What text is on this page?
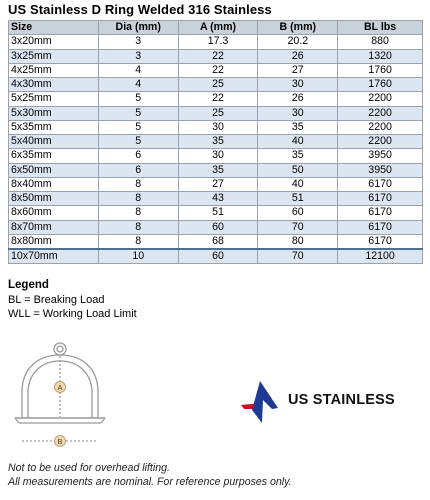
US Stainless D Ring Welded 316 Stainless
Size	Dia (mm)	A (mm)	B (mm)	BL lbs
3x20mm	3	17.3	20.2	880
3x25mm	3	22	26	1320
4x25mm	4	22	27	1760
4x30mm	4	25	30	1760
5x25mm	5	22	26	2200
5x30mm	5	25	30	2200
5x35mm	5	30	35	2200
5x40mm	5	35	40	2200
6x35mm	6	30	35	3950
6x50mm	6	35	50	3950
8x40mm	8	27	40	6170
8x50mm	8	43	51	6170
8x60mm	8	51	60	6170
8x70mm	8	60	70	6170
8x80mm	8	68	80	6170
10x70mm	10	60	70	12100
Legend
BL = Breaking Load
WLL = Working Load Limit
A
B
US STAINLESS
Not to be used for overhead lifting.
All measurements are nominal. For reference purposes only.
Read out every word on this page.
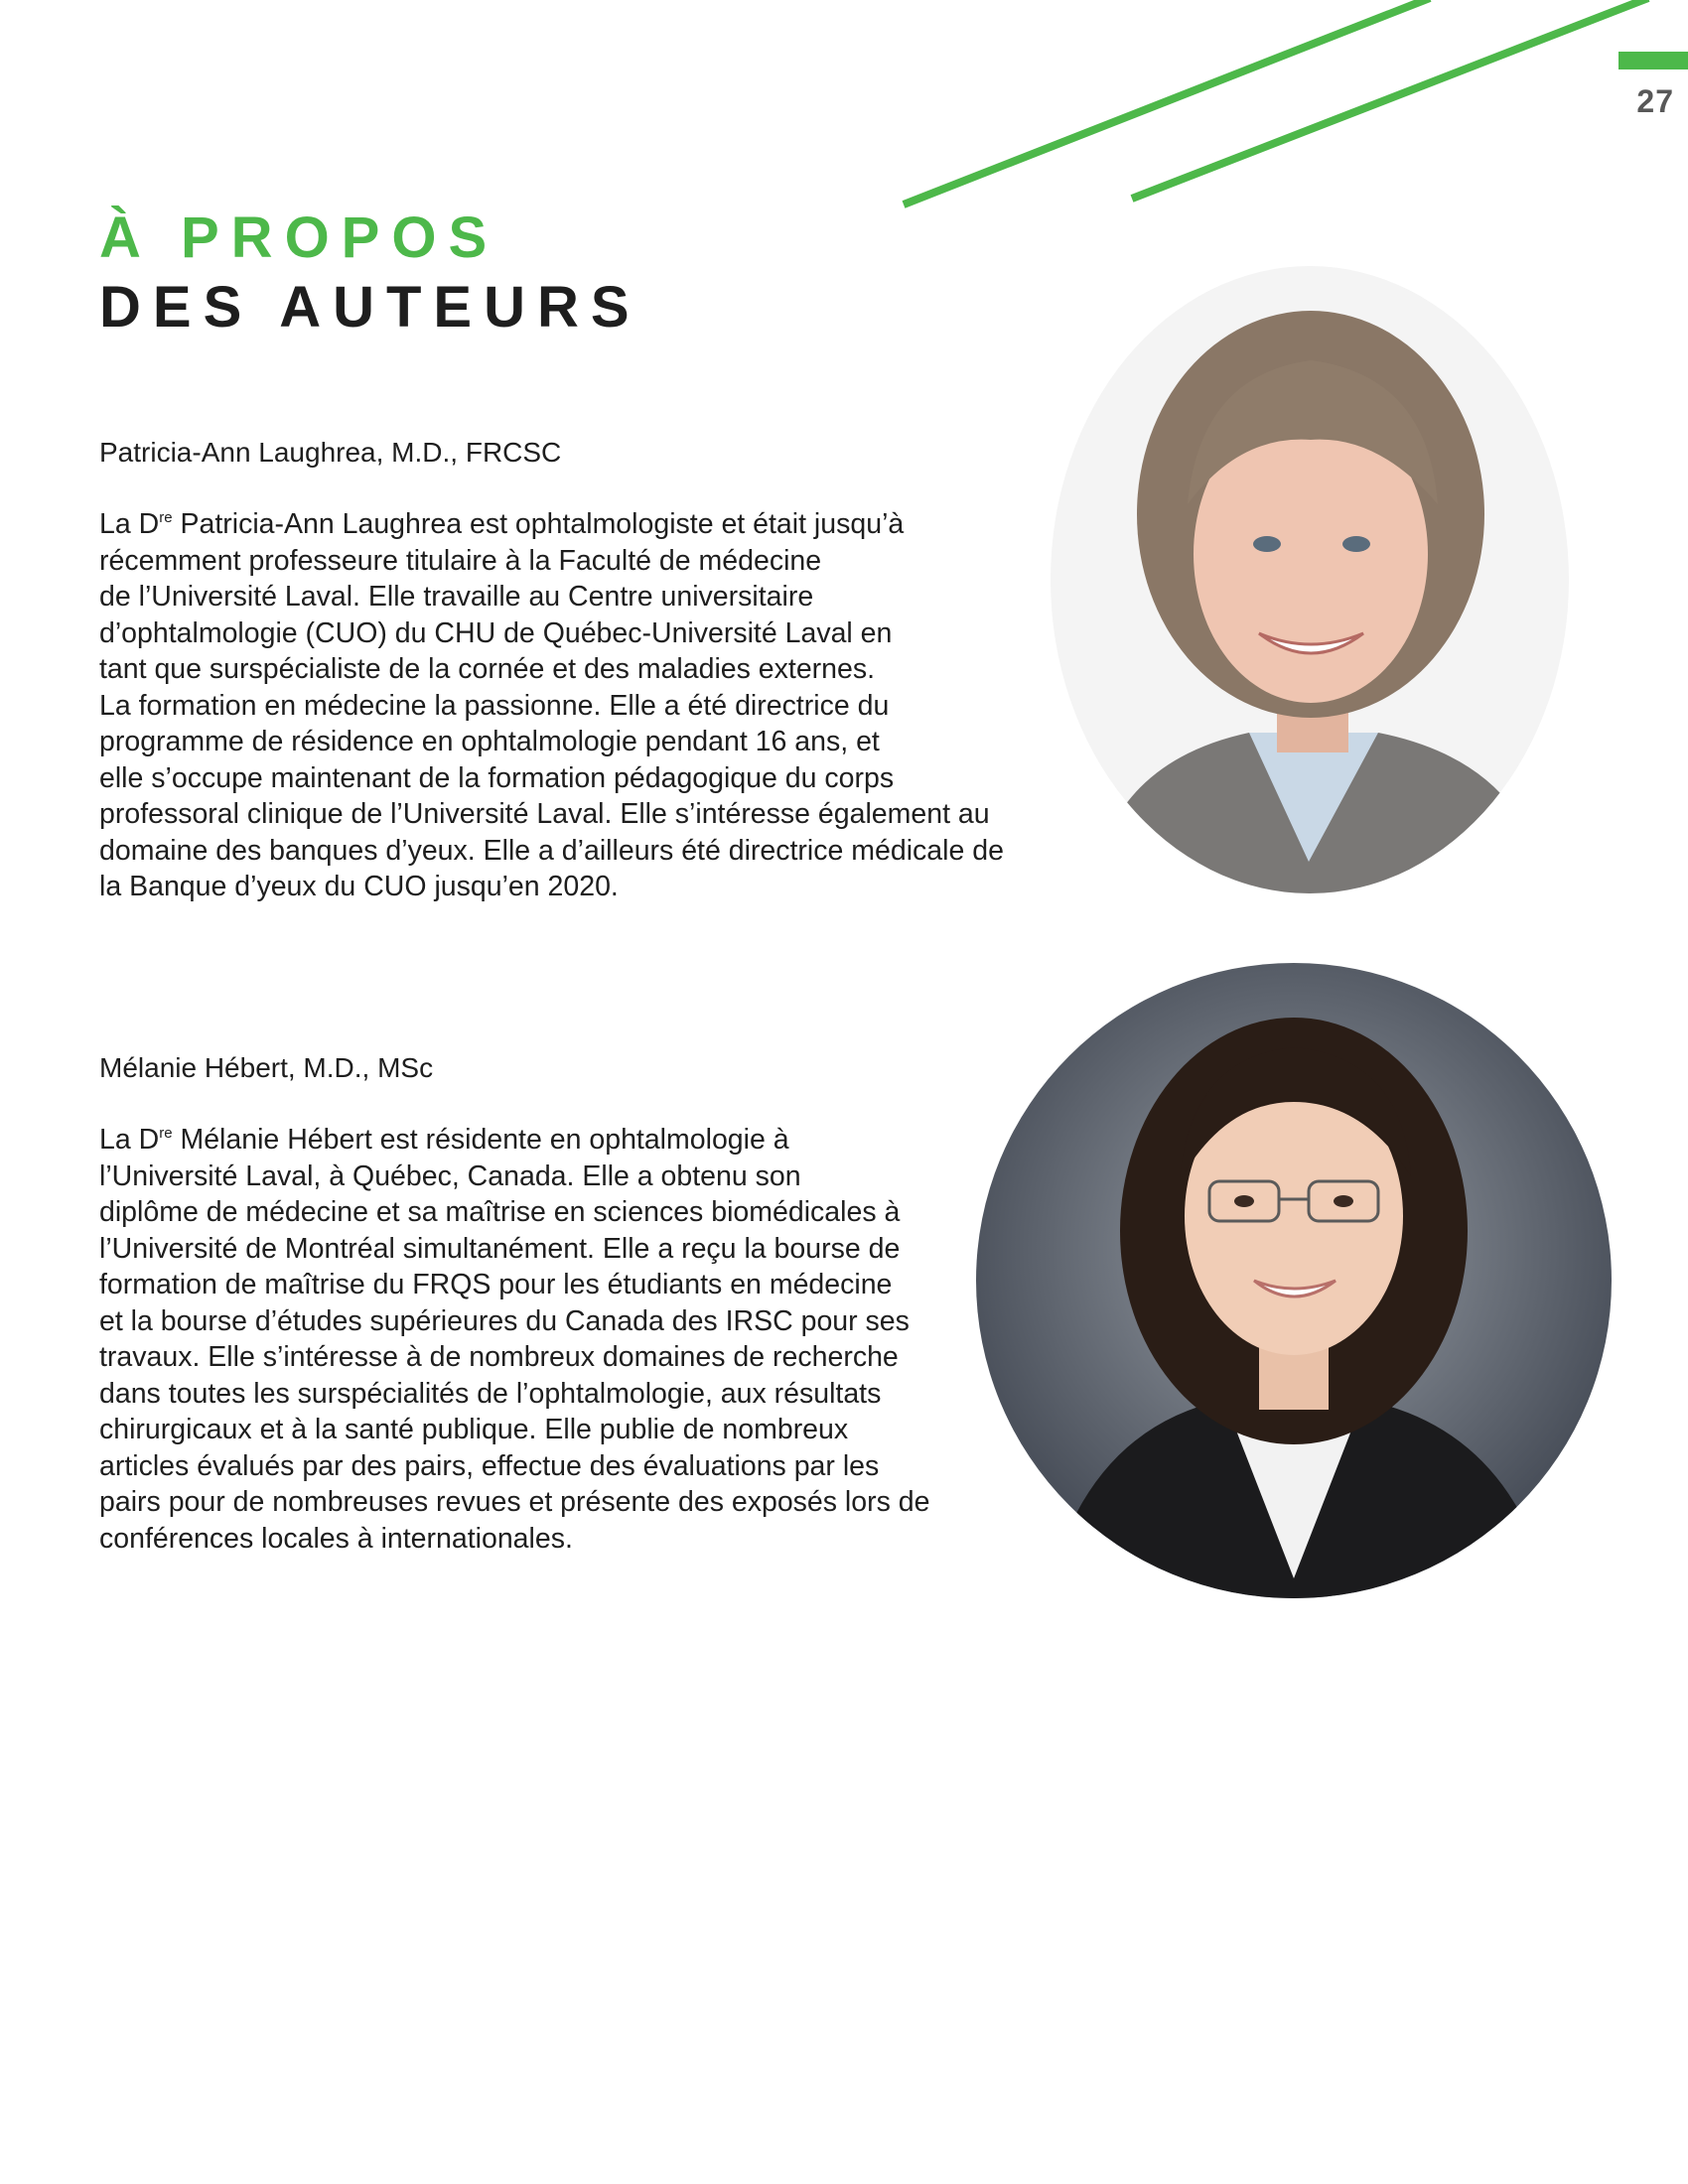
27
À PROPOS
DES AUTEURS
Patricia-Ann Laughrea, M.D., FRCSC
La Dre Patricia-Ann Laughrea est ophtalmologiste et était jusqu’à
récemment professeure titulaire à la Faculté de médecine
de l’Université Laval. Elle travaille au Centre universitaire
d’ophtalmologie (CUO) du CHU de Québec-Université Laval en
tant que surspécialiste de la cornée et des maladies externes.
La formation en médecine la passionne. Elle a été directrice du
programme de résidence en ophtalmologie pendant 16 ans, et
elle s’occupe maintenant de la formation pédagogique du corps
professoral clinique de l’Université Laval. Elle s’intéresse également au
domaine des banques d’yeux. Elle a d’ailleurs été directrice médicale de
la Banque d’yeux du CUO jusqu’en 2020.
Mélanie Hébert, M.D., MSc
La Dre Mélanie Hébert est résidente en ophtalmologie à
l’Université Laval, à Québec, Canada. Elle a obtenu son
diplôme de médecine et sa maîtrise en sciences biomédicales à
l’Université de Montréal simultanément. Elle a reçu la bourse de
formation de maîtrise du FRQS pour les étudiants en médecine
et la bourse d’études supérieures du Canada des IRSC pour ses
travaux. Elle s’intéresse à de nombreux domaines de recherche
dans toutes les surspécialités de l’ophtalmologie, aux résultats
chirurgicaux et à la santé publique. Elle publie de nombreux
articles évalués par des pairs, effectue des évaluations par les
pairs pour de nombreuses revues et présente des exposés lors de
conférences locales à internationales.
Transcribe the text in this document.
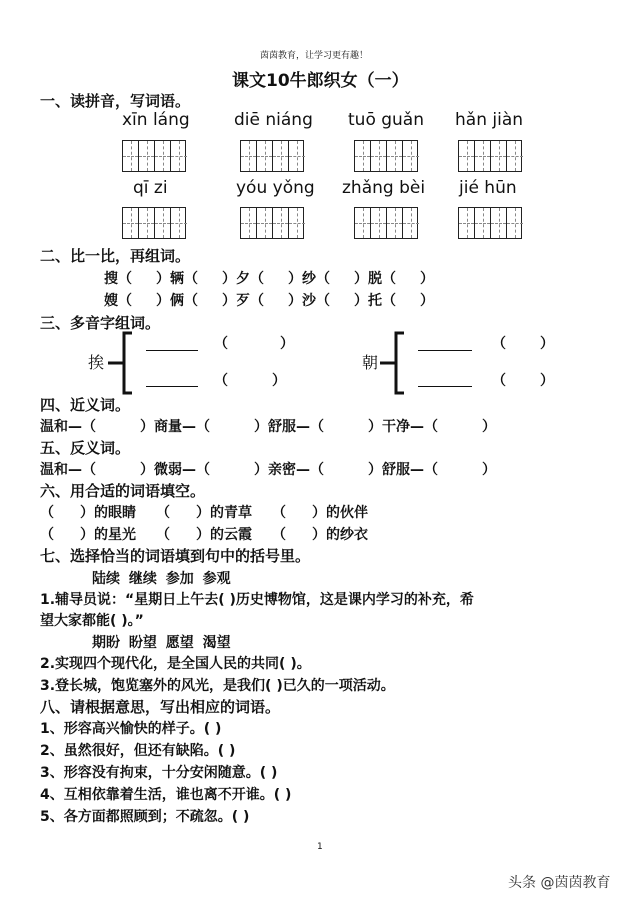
茵茵教育，让学习更有趣！
课文10牛郎织女（一）
一、读拼音，写词语。
xīn láng	diē niáng tuō guǎn hǎn jiàn
qī zi	yóu yǒng zhǎng bèi jié hūn
二、比一比，再组词。
搜（ ）辆（ ）夕（ ）纱（ ）脱（ ）
嫂（ ）俩（ ）歹（ ）沙（ ）托（ ）
三、多音字组词。
挨
（	）
（	）
朝
（ ）
（ ）
四、近义词。
温和—（	）商量—（	）舒服—（	）干净—（	）
五、反义词。
温和—（	）微弱—（	）亲密—（	）舒服—（	）
六、用合适的词语填空。
（ ）的眼睛 （ ）的青草 （ ）的伙伴
（ ）的星光 （ ）的云霞 （ ）的纱衣
七、选择恰当的词语填到句中的括号里。
陆续 继续 参加 参观
1.辅导员说：“星期日上午去( )历史博物馆，这是课内学习的补充，希
望大家都能( )。”
期盼 盼望 愿望 渴望
2.实现四个现代化，是全国人民的共同( )。
3.登长城，饱览塞外的风光，是我们( )已久的一项活动。
八、请根据意思，写出相应的词语。
1、形容高兴愉快的样子。( )
2、虽然很好，但还有缺陷。( )
3、形容没有拘束，十分安闲随意。( )
4、互相依靠着生活，谁也离不开谁。( )
5、各方面都照顾到；不疏忽。( )
1
头条 @茵茵教育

WRITTEN TASK
Output the records above exactly; leave out the pictures.

FULL OUTPUT
What text is on this page?
US Stainless D Ring Welded 316 Stainless
Size	Dia (mm)	A (mm)	B (mm)	BL lbs
3x20mm	3	17.3	20.2	880
3x25mm	3	22	26	1320
4x25mm	4	22	27	1760
4x30mm	4	25	30	1760
5x25mm	5	22	26	2200
5x30mm	5	25	30	2200
5x35mm	5	30	35	2200
5x40mm	5	35	40	2200
6x35mm	6	30	35	3950
6x50mm	6	35	50	3950
8x40mm	8	27	40	6170
8x50mm	8	43	51	6170
8x60mm	8	51	60	6170
8x70mm	8	60	70	6170
8x80mm	8	68	80	6170
10x70mm	10	60	70	12100
Legend
BL = Breaking Load
WLL = Working Load Limit
A
B
US STAINLESS
Not to be used for overhead lifting.
All measurements are nominal. For reference purposes only.
Read out every word on this page.
27
À PROPOS
DES AUTEURS
Patricia-Ann Laughrea, M.D., FRCSC
La Dre Patricia-Ann Laughrea est ophtalmologiste et était jusqu’à
récemment professeure titulaire à la Faculté de médecine
de l’Université Laval. Elle travaille au Centre universitaire
d’ophtalmologie (CUO) du CHU de Québec-Université Laval en
tant que surspécialiste de la cornée et des maladies externes.
La formation en médecine la passionne. Elle a été directrice du
programme de résidence en ophtalmologie pendant 16 ans, et
elle s’occupe maintenant de la formation pédagogique du corps
professoral clinique de l’Université Laval. Elle s’intéresse également au
domaine des banques d’yeux. Elle a d’ailleurs été directrice médicale de
la Banque d’yeux du CUO jusqu’en 2020.
Mélanie Hébert, M.D., MSc
La Dre Mélanie Hébert est résidente en ophtalmologie à
l’Université Laval, à Québec, Canada. Elle a obtenu son
diplôme de médecine et sa maîtrise en sciences biomédicales à
l’Université de Montréal simultanément. Elle a reçu la bourse de
formation de maîtrise du FRQS pour les étudiants en médecine
et la bourse d’études supérieures du Canada des IRSC pour ses
travaux. Elle s’intéresse à de nombreux domaines de recherche
dans toutes les surspécialités de l’ophtalmologie, aux résultats
chirurgicaux et à la santé publique. Elle publie de nombreux
articles évalués par des pairs, effectue des évaluations par les
pairs pour de nombreuses revues et présente des exposés lors de
conférences locales à internationales.
Transcribe the text in this document.
茵茵教育，让学习更有趣！
课文10牛郎织女（一）
一、读拼音，写词语。
xīn láng	diē niáng tuō guǎn hǎn jiàn
qī zi	yóu yǒng zhǎng bèi jié hūn
二、比一比，再组词。
搜（ ）辆（ ）夕（ ）纱（ ）脱（ ）
嫂（ ）俩（ ）歹（ ）沙（ ）托（ ）
三、多音字组词。
挨
（	）
（	）
朝
（ ）
（ ）
四、近义词。
温和—（	）商量—（	）舒服—（	）干净—（	）
五、反义词。
温和—（	）微弱—（	）亲密—（	）舒服—（	）
六、用合适的词语填空。
（ ）的眼睛 （ ）的青草 （ ）的伙伴
（ ）的星光 （ ）的云霞 （ ）的纱衣
七、选择恰当的词语填到句中的括号里。
陆续 继续 参加 参观
1.辅导员说：“星期日上午去( )历史博物馆，这是课内学习的补充，希
望大家都能( )。”
期盼 盼望 愿望 渴望
2.实现四个现代化，是全国人民的共同( )。
3.登长城，饱览塞外的风光，是我们( )已久的一项活动。
八、请根据意思，写出相应的词语。
1、形容高兴愉快的样子。( )
2、虽然很好，但还有缺陷。( )
3、形容没有拘束，十分安闲随意。( )
4、互相依靠着生活，谁也离不开谁。( )
5、各方面都照顾到；不疏忽。( )
1
头条 @茵茵教育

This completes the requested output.